[Start]

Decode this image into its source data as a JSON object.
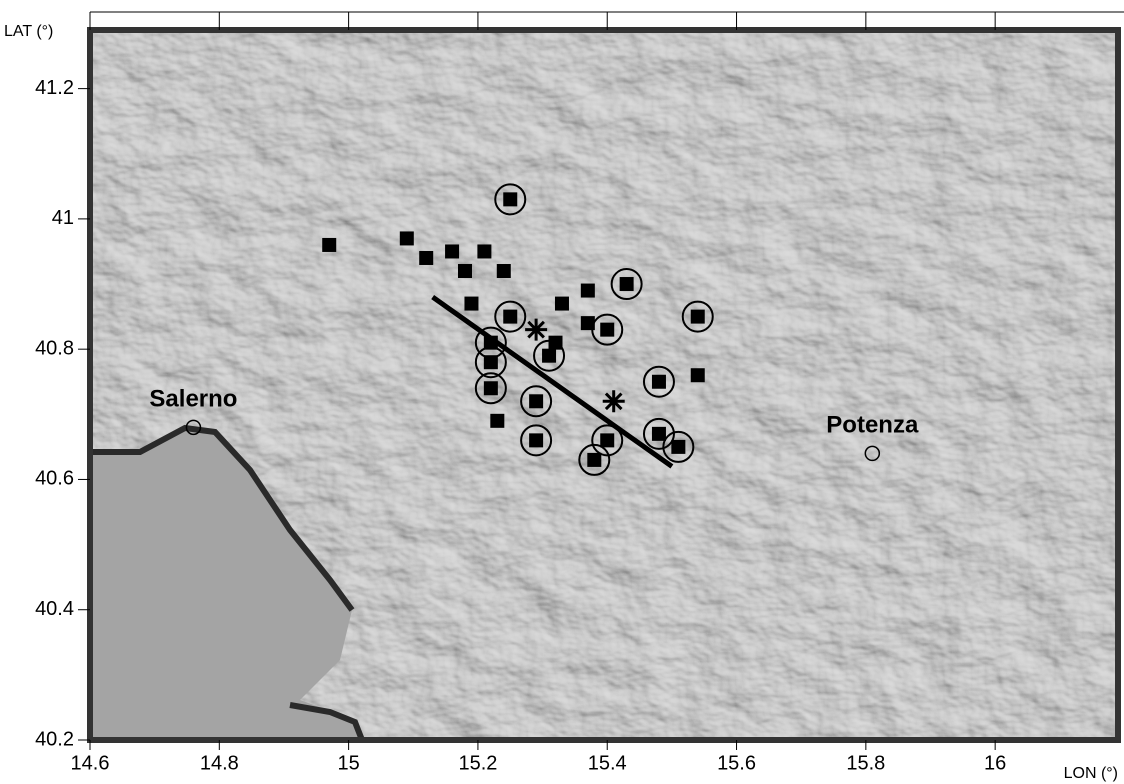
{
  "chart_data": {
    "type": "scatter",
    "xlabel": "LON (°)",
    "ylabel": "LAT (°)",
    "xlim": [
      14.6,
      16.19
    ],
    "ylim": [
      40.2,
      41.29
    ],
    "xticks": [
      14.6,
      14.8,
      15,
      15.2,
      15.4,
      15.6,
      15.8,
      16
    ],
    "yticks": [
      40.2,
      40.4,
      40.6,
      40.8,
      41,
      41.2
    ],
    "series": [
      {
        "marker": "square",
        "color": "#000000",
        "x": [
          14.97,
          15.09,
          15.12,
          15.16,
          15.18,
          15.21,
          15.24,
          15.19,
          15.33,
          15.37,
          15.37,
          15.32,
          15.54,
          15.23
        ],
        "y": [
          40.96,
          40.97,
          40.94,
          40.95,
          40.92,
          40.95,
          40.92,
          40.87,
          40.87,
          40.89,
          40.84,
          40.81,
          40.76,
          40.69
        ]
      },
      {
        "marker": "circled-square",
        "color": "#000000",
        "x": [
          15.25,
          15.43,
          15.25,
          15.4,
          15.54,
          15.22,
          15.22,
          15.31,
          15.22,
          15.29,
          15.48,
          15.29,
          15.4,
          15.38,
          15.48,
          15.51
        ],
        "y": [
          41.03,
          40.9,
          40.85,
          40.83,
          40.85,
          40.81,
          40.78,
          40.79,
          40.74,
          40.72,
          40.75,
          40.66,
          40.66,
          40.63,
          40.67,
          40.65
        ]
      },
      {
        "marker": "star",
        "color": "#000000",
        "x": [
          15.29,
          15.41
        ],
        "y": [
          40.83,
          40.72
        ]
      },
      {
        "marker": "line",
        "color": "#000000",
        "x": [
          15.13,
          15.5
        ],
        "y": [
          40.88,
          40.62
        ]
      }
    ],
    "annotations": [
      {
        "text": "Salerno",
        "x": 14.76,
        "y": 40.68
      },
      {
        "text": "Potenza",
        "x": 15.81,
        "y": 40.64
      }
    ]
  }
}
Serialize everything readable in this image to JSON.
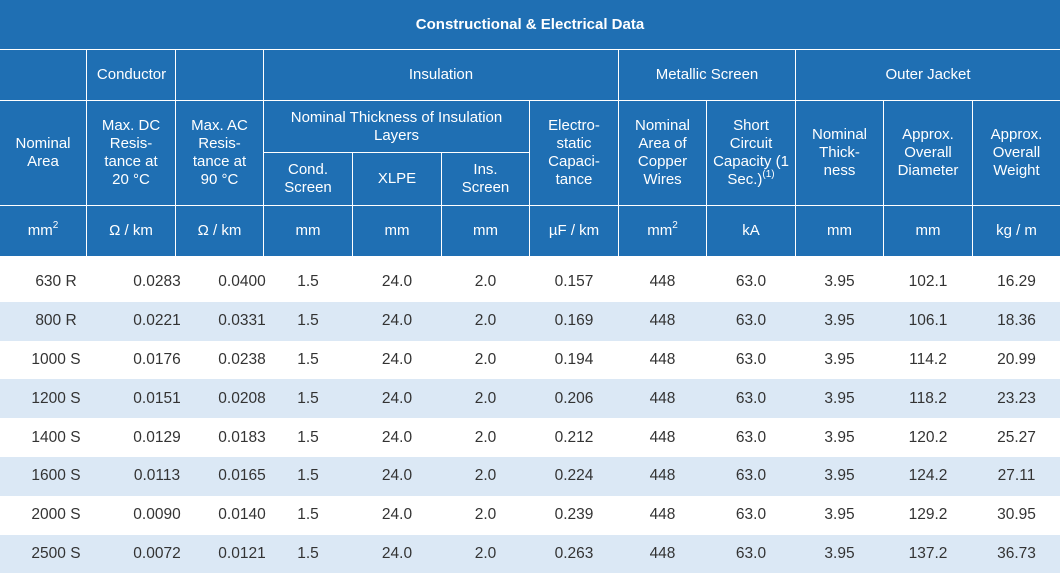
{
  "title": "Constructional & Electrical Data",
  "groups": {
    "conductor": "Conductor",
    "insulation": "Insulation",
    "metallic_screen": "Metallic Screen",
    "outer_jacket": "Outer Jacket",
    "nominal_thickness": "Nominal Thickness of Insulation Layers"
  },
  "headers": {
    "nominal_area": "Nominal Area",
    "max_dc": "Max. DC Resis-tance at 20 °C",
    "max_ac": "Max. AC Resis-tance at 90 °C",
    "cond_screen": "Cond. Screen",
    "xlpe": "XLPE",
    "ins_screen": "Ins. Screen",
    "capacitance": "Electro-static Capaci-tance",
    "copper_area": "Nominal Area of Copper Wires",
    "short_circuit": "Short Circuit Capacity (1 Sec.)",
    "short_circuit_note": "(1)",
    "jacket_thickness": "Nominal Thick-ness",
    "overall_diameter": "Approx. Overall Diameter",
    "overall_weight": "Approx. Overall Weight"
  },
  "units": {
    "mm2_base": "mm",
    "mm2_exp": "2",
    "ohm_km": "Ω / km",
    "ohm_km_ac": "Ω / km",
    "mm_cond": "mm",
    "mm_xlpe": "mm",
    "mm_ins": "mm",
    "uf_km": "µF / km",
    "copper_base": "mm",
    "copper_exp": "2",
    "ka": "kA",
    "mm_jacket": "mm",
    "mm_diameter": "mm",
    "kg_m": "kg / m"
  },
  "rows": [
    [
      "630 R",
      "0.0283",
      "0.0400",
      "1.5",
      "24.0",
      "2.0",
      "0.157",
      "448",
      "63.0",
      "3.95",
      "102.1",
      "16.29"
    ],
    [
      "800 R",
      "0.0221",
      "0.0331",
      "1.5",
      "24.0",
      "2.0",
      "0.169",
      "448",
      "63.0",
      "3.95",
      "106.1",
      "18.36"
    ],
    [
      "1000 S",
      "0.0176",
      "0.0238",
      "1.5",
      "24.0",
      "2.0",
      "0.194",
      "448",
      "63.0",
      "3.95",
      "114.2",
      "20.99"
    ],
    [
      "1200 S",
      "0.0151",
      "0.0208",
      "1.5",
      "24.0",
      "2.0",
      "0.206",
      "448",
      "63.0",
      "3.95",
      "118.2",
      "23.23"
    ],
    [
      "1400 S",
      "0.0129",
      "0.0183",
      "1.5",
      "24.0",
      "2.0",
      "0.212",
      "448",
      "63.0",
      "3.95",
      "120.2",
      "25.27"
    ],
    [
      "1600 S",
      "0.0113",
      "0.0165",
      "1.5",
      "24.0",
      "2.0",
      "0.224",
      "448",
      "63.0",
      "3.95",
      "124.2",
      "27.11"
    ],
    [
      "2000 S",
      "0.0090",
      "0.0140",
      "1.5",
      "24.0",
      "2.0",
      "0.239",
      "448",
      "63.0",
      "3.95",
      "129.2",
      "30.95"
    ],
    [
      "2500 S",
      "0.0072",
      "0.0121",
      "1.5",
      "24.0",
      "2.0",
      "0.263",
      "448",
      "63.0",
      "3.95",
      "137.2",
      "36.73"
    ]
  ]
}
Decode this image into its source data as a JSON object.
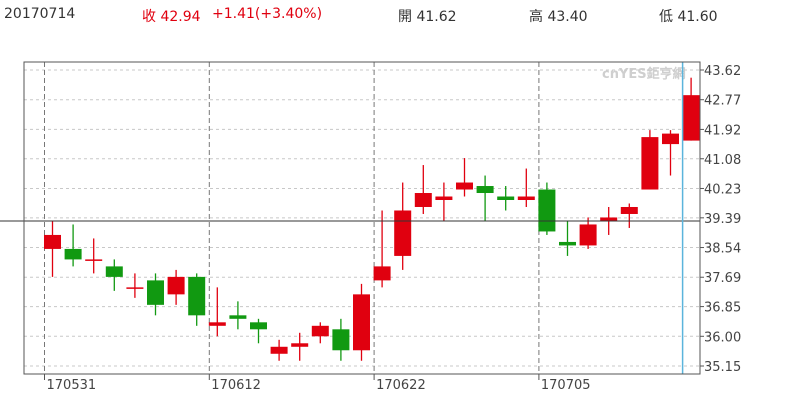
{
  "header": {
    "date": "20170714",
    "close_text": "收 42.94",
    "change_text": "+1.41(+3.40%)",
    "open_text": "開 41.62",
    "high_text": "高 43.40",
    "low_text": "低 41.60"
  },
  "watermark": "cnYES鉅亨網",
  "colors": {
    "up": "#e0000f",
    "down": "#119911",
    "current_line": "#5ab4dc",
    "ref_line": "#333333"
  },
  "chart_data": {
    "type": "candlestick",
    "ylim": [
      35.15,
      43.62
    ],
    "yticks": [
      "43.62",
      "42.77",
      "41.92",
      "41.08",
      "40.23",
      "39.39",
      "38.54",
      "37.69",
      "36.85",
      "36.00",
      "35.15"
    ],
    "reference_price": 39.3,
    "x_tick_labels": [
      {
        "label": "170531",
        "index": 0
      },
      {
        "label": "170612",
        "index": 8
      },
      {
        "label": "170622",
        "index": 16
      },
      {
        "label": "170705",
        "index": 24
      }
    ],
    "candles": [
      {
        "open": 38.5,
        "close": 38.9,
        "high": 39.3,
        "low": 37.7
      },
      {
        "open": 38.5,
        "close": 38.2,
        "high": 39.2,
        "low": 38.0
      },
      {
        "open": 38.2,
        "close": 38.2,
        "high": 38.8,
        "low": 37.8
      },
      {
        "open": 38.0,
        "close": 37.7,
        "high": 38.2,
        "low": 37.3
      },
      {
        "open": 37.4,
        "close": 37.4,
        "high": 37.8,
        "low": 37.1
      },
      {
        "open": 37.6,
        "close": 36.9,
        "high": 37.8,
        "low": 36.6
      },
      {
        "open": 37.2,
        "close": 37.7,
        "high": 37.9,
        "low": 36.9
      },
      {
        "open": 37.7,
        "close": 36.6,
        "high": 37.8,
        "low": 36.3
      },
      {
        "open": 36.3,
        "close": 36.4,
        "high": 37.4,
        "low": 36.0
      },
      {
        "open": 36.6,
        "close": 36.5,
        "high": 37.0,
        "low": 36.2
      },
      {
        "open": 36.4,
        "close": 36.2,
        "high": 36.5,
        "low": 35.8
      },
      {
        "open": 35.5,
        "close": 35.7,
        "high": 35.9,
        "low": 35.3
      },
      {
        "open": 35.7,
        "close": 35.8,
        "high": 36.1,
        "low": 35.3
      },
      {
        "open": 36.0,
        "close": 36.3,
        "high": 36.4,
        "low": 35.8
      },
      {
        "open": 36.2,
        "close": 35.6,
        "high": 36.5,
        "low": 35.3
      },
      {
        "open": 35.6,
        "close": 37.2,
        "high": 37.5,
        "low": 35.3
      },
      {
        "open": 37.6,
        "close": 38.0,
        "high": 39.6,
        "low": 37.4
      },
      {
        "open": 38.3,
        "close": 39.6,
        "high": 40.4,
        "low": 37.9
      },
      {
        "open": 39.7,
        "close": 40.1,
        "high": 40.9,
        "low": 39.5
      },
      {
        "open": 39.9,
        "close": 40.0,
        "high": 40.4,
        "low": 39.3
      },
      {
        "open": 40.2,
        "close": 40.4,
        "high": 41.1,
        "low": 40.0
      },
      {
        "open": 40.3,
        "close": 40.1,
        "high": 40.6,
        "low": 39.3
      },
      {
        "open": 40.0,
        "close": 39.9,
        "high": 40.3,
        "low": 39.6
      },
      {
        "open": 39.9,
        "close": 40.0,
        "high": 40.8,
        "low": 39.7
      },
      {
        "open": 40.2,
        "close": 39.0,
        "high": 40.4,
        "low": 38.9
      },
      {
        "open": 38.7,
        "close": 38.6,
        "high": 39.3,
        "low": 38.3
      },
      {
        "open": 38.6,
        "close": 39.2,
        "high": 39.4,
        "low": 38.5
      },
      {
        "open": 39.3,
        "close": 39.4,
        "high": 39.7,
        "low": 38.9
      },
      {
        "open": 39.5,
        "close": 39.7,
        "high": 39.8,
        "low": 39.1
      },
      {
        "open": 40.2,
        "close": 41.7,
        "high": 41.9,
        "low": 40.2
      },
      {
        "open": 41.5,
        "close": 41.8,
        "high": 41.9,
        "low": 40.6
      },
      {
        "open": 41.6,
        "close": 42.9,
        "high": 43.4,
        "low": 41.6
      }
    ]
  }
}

[End]

Your goal:
Check each line above for the string "tance" and show the ones that have it.

Answer to this exercise:
    "max_dc": "Max. DC Resis-tance at 20 °C",
    "max_ac": "Max. AC Resis-tance at 90 °C",
    "capacitance": "Electro-static Capaci-tance",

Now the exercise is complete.